## Goal
Can you give all the records again without altering a single character?
-*-
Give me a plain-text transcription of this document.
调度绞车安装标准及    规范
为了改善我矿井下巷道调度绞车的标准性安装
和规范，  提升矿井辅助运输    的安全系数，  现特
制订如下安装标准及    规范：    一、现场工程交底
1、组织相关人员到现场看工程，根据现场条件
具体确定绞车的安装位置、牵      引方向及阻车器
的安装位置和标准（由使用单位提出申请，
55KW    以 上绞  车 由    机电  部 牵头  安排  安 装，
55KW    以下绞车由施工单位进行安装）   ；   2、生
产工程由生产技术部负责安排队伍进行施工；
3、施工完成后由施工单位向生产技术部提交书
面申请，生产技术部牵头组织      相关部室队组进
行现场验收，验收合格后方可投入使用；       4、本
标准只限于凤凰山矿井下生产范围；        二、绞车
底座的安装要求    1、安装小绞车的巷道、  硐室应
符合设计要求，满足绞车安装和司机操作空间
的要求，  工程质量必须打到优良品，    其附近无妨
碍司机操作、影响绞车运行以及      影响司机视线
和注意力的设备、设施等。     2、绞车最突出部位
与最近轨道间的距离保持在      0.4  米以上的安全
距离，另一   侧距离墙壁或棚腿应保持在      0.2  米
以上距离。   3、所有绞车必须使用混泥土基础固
-*-
## Output for this task
Give me a plain-text transcription of this document.
调度绞车安装标准及    规范
为了改善我矿井下巷道调度绞车的标准性安装
和规范，  提升矿井辅助运输    的安全系数，  现特
制订如下安装标准及    规范：    一、现场工程交底
1、组织相关人员到现场看工程，根据现场条件
具体确定绞车的安装位置、牵      引方向及阻车器
的安装位置和标准（由使用单位提出申请，
55KW    以 上绞  车 由    机电  部 牵头  安排  安 装，
55KW    以下绞车由施工单位进行安装）   ；   2、生
产工程由生产技术部负责安排队伍进行施工；
3、施工完成后由施工单位向生产技术部提交书
面申请，生产技术部牵头组织      相关部室队组进
行现场验收，验收合格后方可投入使用；       4、本
标准只限于凤凰山矿井下生产范围；        二、绞车
底座的安装要求    1、安装小绞车的巷道、  硐室应
符合设计要求，满足绞车安装和司机操作空间
的要求，  工程质量必须打到优良品，    其附近无妨
碍司机操作、影响绞车运行以及      影响司机视线
和注意力的设备、设施等。     2、绞车最突出部位
与最近轨道间的距离保持在      0.4  米以上的安全
距离，另一   侧距离墙壁或棚腿应保持在      0.2  米
以上距离。   3、所有绞车必须使用混泥土基础固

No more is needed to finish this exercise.